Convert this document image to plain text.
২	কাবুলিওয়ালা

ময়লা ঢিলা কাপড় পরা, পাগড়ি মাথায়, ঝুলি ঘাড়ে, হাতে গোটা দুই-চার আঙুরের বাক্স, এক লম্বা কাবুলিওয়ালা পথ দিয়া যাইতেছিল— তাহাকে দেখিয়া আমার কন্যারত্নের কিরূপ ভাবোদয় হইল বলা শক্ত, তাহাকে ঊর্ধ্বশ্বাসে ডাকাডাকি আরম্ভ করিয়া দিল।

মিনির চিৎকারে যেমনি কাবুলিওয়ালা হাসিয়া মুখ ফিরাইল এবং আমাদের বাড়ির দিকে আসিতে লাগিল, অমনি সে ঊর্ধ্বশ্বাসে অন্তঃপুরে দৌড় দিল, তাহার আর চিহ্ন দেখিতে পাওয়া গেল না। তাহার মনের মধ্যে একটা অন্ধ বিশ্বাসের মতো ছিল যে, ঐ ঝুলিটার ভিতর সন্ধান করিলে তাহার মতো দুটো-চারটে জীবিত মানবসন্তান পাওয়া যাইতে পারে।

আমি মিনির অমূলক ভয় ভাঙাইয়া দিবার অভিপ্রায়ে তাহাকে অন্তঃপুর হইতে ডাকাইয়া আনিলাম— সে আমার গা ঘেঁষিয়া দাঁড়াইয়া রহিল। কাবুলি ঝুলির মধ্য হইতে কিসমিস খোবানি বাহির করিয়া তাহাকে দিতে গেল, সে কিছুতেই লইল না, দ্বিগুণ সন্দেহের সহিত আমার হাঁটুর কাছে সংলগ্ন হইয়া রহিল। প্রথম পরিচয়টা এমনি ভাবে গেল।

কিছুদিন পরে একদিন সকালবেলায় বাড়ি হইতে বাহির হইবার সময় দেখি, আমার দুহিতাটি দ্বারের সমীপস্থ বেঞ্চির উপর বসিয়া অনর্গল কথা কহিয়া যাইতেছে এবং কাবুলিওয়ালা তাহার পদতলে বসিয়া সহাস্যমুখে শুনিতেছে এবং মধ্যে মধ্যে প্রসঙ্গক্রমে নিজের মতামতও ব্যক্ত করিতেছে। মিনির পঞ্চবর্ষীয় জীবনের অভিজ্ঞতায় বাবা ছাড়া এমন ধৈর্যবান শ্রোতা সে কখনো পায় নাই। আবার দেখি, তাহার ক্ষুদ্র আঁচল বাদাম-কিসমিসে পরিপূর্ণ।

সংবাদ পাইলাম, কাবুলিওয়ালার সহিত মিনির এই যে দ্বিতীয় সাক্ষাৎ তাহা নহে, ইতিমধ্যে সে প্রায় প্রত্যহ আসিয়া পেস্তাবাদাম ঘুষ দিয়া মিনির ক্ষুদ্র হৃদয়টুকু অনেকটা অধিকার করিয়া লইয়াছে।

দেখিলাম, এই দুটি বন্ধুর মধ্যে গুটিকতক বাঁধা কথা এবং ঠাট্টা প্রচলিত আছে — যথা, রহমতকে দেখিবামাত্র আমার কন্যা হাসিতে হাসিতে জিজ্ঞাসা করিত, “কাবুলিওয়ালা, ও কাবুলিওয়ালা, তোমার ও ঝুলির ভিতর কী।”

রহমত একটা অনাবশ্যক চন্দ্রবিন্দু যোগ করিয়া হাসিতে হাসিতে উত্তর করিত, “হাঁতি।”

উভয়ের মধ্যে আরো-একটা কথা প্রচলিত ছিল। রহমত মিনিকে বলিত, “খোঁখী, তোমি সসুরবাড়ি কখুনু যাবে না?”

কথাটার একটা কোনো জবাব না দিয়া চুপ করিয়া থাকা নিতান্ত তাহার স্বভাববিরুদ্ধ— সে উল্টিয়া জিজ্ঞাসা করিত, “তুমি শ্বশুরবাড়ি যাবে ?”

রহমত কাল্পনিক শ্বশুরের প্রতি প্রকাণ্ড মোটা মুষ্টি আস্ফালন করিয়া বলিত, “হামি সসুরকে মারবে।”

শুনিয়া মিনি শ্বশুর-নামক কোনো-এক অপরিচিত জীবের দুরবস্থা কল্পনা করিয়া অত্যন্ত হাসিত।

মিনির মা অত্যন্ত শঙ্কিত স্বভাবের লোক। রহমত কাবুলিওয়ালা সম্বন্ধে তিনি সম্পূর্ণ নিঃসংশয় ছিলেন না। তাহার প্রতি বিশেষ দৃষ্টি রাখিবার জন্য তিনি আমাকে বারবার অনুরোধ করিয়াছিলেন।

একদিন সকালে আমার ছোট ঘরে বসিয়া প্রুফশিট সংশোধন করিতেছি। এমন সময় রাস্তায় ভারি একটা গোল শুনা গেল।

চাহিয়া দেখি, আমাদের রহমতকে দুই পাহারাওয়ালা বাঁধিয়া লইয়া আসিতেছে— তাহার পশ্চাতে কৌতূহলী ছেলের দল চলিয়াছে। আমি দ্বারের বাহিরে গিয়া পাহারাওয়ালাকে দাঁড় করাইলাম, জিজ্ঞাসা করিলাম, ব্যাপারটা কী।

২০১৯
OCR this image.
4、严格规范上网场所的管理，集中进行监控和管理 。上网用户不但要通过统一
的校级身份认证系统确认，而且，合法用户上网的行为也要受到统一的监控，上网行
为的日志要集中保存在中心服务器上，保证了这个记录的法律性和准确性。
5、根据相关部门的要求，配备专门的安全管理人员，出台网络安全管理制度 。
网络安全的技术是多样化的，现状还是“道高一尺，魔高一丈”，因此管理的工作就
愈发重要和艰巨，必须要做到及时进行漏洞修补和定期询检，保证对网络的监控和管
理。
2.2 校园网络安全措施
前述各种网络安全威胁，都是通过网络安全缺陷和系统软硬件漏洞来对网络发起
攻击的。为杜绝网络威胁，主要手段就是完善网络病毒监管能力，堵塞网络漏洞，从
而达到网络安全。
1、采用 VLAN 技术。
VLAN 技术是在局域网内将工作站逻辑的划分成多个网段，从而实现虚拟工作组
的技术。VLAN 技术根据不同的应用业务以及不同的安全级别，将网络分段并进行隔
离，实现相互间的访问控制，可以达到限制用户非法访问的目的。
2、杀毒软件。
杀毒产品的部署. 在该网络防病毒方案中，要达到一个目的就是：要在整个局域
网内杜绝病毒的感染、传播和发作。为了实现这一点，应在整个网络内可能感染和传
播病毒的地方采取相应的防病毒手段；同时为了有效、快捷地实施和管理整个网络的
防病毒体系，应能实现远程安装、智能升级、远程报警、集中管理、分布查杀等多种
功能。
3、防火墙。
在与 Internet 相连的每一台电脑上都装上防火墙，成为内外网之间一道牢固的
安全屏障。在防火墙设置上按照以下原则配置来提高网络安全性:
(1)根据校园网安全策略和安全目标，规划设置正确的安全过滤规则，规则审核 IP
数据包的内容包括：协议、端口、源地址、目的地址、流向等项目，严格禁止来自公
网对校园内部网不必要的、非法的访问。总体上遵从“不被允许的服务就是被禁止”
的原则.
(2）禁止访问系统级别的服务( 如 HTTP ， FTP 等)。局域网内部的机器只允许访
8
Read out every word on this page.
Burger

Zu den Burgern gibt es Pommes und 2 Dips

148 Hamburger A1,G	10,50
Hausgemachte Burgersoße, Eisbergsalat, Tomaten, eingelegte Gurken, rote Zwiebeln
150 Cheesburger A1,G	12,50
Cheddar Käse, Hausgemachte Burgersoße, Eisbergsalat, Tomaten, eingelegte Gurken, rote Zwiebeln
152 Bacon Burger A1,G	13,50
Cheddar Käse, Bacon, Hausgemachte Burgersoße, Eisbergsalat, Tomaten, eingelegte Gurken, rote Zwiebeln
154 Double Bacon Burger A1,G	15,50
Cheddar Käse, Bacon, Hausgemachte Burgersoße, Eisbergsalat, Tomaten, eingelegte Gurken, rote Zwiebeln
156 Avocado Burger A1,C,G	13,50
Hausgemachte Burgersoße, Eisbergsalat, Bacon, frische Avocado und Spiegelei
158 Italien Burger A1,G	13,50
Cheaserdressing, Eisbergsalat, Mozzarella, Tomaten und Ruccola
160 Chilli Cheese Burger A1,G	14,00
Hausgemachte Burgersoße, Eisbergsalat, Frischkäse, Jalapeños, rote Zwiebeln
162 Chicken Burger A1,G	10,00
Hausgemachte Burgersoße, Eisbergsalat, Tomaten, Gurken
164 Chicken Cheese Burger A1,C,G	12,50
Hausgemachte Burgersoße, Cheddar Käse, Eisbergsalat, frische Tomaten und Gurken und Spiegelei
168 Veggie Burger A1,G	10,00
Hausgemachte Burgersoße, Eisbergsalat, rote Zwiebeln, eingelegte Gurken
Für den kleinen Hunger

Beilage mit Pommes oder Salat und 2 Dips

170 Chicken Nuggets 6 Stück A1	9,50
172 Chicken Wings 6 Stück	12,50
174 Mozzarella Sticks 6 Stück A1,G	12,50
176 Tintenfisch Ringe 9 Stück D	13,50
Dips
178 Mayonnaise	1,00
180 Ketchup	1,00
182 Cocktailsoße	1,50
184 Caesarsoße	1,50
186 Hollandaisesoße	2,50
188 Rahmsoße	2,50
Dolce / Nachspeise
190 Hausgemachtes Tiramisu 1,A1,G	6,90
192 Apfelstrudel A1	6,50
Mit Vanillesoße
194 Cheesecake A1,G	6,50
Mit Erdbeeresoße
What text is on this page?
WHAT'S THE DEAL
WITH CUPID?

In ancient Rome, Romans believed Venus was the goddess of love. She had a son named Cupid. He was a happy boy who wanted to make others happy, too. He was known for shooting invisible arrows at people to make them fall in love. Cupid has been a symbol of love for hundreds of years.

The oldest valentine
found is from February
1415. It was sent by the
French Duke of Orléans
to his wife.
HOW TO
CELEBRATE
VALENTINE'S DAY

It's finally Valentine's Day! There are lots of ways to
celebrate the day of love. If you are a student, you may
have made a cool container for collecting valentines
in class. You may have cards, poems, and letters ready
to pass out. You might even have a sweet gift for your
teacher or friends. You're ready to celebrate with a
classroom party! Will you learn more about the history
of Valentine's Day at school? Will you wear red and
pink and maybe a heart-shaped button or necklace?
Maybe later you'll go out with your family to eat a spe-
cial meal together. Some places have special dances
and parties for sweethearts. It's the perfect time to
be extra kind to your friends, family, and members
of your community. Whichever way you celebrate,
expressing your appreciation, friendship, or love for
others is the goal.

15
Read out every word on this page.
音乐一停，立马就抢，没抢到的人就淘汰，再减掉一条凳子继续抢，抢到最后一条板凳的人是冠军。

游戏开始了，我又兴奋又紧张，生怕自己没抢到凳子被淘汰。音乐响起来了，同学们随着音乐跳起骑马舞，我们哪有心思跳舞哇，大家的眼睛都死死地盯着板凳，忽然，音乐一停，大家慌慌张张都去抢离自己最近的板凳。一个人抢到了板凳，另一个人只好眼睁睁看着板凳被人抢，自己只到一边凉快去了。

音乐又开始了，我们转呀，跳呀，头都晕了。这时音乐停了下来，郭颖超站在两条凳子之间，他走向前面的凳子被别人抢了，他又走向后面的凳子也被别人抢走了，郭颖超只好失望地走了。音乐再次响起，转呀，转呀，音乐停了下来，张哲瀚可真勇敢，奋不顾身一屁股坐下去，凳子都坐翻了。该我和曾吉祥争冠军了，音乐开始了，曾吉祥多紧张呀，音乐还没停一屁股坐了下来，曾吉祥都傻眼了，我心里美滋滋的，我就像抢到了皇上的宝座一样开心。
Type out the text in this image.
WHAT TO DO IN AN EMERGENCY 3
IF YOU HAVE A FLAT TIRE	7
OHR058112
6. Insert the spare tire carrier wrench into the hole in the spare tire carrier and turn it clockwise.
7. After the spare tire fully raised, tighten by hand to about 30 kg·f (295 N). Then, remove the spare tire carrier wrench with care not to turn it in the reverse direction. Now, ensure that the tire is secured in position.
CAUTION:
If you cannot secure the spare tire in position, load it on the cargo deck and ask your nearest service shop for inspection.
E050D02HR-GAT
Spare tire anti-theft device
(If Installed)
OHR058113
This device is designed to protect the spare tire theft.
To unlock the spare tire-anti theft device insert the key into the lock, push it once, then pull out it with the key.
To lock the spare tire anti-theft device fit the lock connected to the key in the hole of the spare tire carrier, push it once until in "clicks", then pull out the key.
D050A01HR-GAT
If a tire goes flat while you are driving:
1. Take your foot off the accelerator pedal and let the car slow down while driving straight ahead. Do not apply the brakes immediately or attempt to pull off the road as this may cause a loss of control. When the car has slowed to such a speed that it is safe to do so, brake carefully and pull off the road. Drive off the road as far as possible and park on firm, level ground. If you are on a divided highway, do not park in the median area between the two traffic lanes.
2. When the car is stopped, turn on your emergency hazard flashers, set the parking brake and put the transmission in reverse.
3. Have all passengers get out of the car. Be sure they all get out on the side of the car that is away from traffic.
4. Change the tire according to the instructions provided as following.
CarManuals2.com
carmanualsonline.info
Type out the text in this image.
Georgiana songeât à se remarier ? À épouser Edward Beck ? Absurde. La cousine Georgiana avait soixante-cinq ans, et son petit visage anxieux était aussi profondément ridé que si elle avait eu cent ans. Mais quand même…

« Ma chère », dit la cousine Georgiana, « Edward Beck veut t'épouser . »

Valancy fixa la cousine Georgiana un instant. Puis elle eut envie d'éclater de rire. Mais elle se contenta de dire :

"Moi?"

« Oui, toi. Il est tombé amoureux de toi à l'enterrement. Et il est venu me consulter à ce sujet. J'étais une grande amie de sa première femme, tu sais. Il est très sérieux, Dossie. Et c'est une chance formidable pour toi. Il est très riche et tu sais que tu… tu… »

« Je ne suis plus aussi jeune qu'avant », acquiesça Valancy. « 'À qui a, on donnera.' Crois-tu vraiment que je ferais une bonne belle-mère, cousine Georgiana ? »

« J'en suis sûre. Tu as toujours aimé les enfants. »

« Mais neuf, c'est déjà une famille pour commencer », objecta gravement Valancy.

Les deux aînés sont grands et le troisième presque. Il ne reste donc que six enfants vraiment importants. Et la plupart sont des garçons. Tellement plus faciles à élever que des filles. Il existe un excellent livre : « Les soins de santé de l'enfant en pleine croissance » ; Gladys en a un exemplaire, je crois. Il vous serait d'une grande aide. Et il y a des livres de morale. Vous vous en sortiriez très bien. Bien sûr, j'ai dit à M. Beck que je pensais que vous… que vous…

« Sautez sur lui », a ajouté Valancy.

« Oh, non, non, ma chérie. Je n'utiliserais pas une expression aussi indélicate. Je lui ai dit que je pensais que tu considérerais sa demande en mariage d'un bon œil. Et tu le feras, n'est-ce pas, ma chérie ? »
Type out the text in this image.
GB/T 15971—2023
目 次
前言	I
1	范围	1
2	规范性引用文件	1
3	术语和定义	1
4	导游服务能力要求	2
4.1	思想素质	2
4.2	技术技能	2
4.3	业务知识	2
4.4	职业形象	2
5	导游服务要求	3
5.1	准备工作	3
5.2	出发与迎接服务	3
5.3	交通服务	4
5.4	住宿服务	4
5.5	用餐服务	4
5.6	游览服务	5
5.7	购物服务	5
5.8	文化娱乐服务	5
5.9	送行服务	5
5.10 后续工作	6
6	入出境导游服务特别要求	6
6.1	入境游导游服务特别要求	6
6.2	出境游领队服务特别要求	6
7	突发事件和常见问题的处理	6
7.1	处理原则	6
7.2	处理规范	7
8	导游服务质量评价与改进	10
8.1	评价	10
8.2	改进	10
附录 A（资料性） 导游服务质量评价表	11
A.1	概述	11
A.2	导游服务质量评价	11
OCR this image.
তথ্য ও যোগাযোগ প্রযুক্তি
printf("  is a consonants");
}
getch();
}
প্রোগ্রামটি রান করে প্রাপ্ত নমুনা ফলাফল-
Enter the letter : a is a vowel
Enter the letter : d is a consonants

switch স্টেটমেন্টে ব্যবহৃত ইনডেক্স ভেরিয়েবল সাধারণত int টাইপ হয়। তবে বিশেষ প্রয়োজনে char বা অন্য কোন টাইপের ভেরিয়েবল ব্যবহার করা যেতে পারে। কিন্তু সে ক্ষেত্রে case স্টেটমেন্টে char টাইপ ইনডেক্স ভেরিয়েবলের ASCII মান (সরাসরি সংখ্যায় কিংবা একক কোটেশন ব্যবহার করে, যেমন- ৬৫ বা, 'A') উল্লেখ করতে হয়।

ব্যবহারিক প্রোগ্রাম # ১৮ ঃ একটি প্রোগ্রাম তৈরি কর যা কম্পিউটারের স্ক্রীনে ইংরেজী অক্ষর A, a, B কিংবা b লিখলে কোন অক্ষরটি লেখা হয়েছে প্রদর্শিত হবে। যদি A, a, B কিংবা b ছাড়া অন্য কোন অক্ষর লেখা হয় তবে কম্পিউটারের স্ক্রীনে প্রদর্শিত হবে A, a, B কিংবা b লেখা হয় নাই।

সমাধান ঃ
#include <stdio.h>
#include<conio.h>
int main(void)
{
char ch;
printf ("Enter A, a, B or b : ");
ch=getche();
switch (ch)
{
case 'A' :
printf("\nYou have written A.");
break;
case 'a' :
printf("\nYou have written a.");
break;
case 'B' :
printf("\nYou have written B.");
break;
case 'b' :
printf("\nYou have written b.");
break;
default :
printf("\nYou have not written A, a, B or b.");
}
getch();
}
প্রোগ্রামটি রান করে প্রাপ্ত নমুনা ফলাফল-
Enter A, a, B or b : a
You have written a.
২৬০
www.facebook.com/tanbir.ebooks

GOAL:
Pick out the lines containing the string "theft".

TASK RESPONSE:
Spare tire anti-theft device
This device is designed to protect the spare tire theft.
To unlock the spare tire-anti theft device insert the key into the lock, push it once, then pull out it with the key.
To lock the spare tire anti-theft device fit the lock connected to the key in the hole of the spare tire carrier, push it once until in "clicks", then pull out the key.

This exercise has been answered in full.